## Start EXTRACTED RECORDS
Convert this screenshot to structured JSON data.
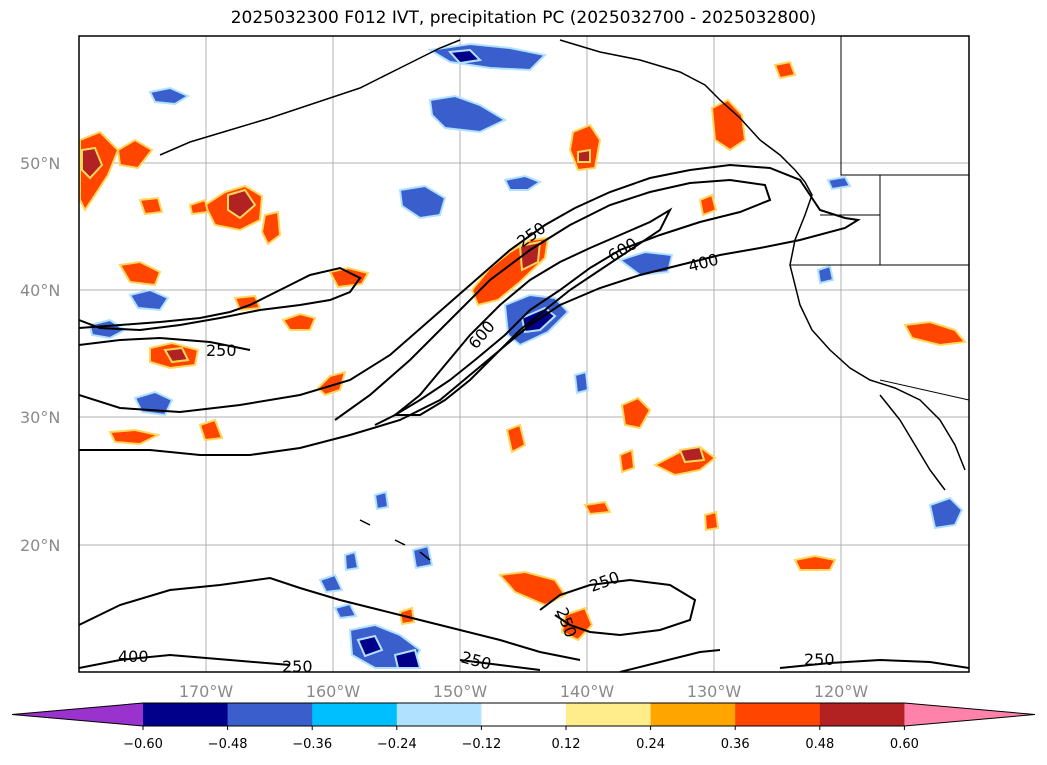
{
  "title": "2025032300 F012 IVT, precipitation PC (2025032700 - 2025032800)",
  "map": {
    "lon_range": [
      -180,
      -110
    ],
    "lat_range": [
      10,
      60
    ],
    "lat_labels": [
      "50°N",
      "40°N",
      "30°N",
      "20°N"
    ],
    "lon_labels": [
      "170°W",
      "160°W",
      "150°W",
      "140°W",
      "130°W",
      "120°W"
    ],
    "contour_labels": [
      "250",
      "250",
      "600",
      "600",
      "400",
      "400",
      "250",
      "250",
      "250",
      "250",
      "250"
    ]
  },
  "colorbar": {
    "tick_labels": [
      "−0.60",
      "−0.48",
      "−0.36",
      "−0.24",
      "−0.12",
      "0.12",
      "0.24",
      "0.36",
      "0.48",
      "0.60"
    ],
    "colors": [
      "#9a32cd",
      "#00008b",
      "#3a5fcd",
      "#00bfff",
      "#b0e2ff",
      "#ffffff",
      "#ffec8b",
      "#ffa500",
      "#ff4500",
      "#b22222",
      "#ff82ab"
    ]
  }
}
## End EXTRACTED RECORDS
Set down every entry word for word, but omit the pictures.

Convert this screenshot to structured JSON data.
{
  "title": "2025032300 F012 IVT, precipitation PC (2025032700 - 2025032800)",
  "map": {
    "lon_range": [
      -180,
      -110
    ],
    "lat_range": [
      10,
      60
    ],
    "lat_labels": [
      "50°N",
      "40°N",
      "30°N",
      "20°N"
    ],
    "lon_labels": [
      "170°W",
      "160°W",
      "150°W",
      "140°W",
      "130°W",
      "120°W"
    ],
    "contour_labels": [
      "250",
      "250",
      "600",
      "600",
      "400",
      "400",
      "250",
      "250",
      "250",
      "250",
      "250"
    ]
  },
  "colorbar": {
    "tick_labels": [
      "−0.60",
      "−0.48",
      "−0.36",
      "−0.24",
      "−0.12",
      "0.12",
      "0.24",
      "0.36",
      "0.48",
      "0.60"
    ],
    "colors": [
      "#9a32cd",
      "#00008b",
      "#3a5fcd",
      "#00bfff",
      "#b0e2ff",
      "#ffffff",
      "#ffec8b",
      "#ffa500",
      "#ff4500",
      "#b22222",
      "#ff82ab"
    ]
  }
}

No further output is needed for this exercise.